[Start of DATA FOR THIS EXERCISE]

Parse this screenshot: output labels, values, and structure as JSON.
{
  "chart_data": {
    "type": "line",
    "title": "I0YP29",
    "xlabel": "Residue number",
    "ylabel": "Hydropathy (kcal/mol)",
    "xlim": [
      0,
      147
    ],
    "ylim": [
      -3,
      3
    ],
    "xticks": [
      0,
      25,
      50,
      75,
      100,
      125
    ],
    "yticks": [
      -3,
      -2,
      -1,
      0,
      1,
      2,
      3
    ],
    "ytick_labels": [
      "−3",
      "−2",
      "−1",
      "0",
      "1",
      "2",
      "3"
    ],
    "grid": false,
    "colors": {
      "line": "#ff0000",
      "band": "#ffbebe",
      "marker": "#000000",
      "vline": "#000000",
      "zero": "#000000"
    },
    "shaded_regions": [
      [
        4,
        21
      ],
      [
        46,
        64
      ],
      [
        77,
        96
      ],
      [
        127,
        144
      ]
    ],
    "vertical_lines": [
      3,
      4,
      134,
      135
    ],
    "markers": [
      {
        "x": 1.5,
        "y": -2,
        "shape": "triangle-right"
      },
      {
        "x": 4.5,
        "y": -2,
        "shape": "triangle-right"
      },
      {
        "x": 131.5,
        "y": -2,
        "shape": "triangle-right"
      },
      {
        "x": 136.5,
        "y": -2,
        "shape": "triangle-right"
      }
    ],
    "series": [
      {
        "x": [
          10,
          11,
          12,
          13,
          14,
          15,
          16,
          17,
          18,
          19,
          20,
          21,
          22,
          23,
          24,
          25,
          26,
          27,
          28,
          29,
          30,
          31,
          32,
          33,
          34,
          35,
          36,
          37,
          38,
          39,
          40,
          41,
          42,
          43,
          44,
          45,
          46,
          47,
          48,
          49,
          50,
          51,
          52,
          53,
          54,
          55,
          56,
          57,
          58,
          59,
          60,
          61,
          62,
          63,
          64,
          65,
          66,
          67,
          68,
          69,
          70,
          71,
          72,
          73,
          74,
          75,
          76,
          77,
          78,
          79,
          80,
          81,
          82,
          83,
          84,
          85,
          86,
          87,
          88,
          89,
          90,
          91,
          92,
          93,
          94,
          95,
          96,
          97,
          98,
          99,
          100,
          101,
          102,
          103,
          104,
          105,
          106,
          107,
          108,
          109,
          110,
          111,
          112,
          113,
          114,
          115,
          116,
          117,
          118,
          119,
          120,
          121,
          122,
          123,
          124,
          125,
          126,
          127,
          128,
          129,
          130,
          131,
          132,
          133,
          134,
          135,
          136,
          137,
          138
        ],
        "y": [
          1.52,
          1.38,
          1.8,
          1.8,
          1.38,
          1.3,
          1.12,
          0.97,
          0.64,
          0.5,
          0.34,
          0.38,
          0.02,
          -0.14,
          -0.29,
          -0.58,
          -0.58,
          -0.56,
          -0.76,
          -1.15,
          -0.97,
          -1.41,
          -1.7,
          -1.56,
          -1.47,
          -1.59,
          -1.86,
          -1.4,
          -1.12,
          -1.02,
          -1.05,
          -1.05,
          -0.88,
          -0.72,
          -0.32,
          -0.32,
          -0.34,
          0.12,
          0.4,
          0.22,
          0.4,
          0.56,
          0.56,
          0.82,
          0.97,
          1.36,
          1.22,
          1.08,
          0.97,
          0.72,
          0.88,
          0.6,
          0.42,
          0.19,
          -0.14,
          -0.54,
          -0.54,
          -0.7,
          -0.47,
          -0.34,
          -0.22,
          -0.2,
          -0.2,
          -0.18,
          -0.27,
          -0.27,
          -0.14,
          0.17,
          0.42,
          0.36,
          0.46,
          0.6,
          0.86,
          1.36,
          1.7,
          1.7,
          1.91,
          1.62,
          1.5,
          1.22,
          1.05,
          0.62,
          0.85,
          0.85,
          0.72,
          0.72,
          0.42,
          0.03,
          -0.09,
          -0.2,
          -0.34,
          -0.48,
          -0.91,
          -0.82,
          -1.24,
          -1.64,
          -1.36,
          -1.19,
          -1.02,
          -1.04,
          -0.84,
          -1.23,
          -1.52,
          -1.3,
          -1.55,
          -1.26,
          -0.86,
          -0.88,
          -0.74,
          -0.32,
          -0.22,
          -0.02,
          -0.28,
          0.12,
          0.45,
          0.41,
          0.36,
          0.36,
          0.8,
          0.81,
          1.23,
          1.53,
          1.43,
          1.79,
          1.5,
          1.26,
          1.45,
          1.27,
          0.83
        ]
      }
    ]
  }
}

[End of DATA FOR THIS EXERCISE]

WHAT IS NEEDED | Return the listing above word for word.

EXERCISE SOLUTION |
Parse this screenshot: output labels, values, and structure as JSON.
{
  "chart_data": {
    "type": "line",
    "title": "I0YP29",
    "xlabel": "Residue number",
    "ylabel": "Hydropathy (kcal/mol)",
    "xlim": [
      0,
      147
    ],
    "ylim": [
      -3,
      3
    ],
    "xticks": [
      0,
      25,
      50,
      75,
      100,
      125
    ],
    "yticks": [
      -3,
      -2,
      -1,
      0,
      1,
      2,
      3
    ],
    "ytick_labels": [
      "−3",
      "−2",
      "−1",
      "0",
      "1",
      "2",
      "3"
    ],
    "grid": false,
    "colors": {
      "line": "#ff0000",
      "band": "#ffbebe",
      "marker": "#000000",
      "vline": "#000000",
      "zero": "#000000"
    },
    "shaded_regions": [
      [
        4,
        21
      ],
      [
        46,
        64
      ],
      [
        77,
        96
      ],
      [
        127,
        144
      ]
    ],
    "vertical_lines": [
      3,
      4,
      134,
      135
    ],
    "markers": [
      {
        "x": 1.5,
        "y": -2,
        "shape": "triangle-right"
      },
      {
        "x": 4.5,
        "y": -2,
        "shape": "triangle-right"
      },
      {
        "x": 131.5,
        "y": -2,
        "shape": "triangle-right"
      },
      {
        "x": 136.5,
        "y": -2,
        "shape": "triangle-right"
      }
    ],
    "series": [
      {
        "x": [
          10,
          11,
          12,
          13,
          14,
          15,
          16,
          17,
          18,
          19,
          20,
          21,
          22,
          23,
          24,
          25,
          26,
          27,
          28,
          29,
          30,
          31,
          32,
          33,
          34,
          35,
          36,
          37,
          38,
          39,
          40,
          41,
          42,
          43,
          44,
          45,
          46,
          47,
          48,
          49,
          50,
          51,
          52,
          53,
          54,
          55,
          56,
          57,
          58,
          59,
          60,
          61,
          62,
          63,
          64,
          65,
          66,
          67,
          68,
          69,
          70,
          71,
          72,
          73,
          74,
          75,
          76,
          77,
          78,
          79,
          80,
          81,
          82,
          83,
          84,
          85,
          86,
          87,
          88,
          89,
          90,
          91,
          92,
          93,
          94,
          95,
          96,
          97,
          98,
          99,
          100,
          101,
          102,
          103,
          104,
          105,
          106,
          107,
          108,
          109,
          110,
          111,
          112,
          113,
          114,
          115,
          116,
          117,
          118,
          119,
          120,
          121,
          122,
          123,
          124,
          125,
          126,
          127,
          128,
          129,
          130,
          131,
          132,
          133,
          134,
          135,
          136,
          137,
          138
        ],
        "y": [
          1.52,
          1.38,
          1.8,
          1.8,
          1.38,
          1.3,
          1.12,
          0.97,
          0.64,
          0.5,
          0.34,
          0.38,
          0.02,
          -0.14,
          -0.29,
          -0.58,
          -0.58,
          -0.56,
          -0.76,
          -1.15,
          -0.97,
          -1.41,
          -1.7,
          -1.56,
          -1.47,
          -1.59,
          -1.86,
          -1.4,
          -1.12,
          -1.02,
          -1.05,
          -1.05,
          -0.88,
          -0.72,
          -0.32,
          -0.32,
          -0.34,
          0.12,
          0.4,
          0.22,
          0.4,
          0.56,
          0.56,
          0.82,
          0.97,
          1.36,
          1.22,
          1.08,
          0.97,
          0.72,
          0.88,
          0.6,
          0.42,
          0.19,
          -0.14,
          -0.54,
          -0.54,
          -0.7,
          -0.47,
          -0.34,
          -0.22,
          -0.2,
          -0.2,
          -0.18,
          -0.27,
          -0.27,
          -0.14,
          0.17,
          0.42,
          0.36,
          0.46,
          0.6,
          0.86,
          1.36,
          1.7,
          1.7,
          1.91,
          1.62,
          1.5,
          1.22,
          1.05,
          0.62,
          0.85,
          0.85,
          0.72,
          0.72,
          0.42,
          0.03,
          -0.09,
          -0.2,
          -0.34,
          -0.48,
          -0.91,
          -0.82,
          -1.24,
          -1.64,
          -1.36,
          -1.19,
          -1.02,
          -1.04,
          -0.84,
          -1.23,
          -1.52,
          -1.3,
          -1.55,
          -1.26,
          -0.86,
          -0.88,
          -0.74,
          -0.32,
          -0.22,
          -0.02,
          -0.28,
          0.12,
          0.45,
          0.41,
          0.36,
          0.36,
          0.8,
          0.81,
          1.23,
          1.53,
          1.43,
          1.79,
          1.5,
          1.26,
          1.45,
          1.27,
          0.83
        ]
      }
    ]
  }
}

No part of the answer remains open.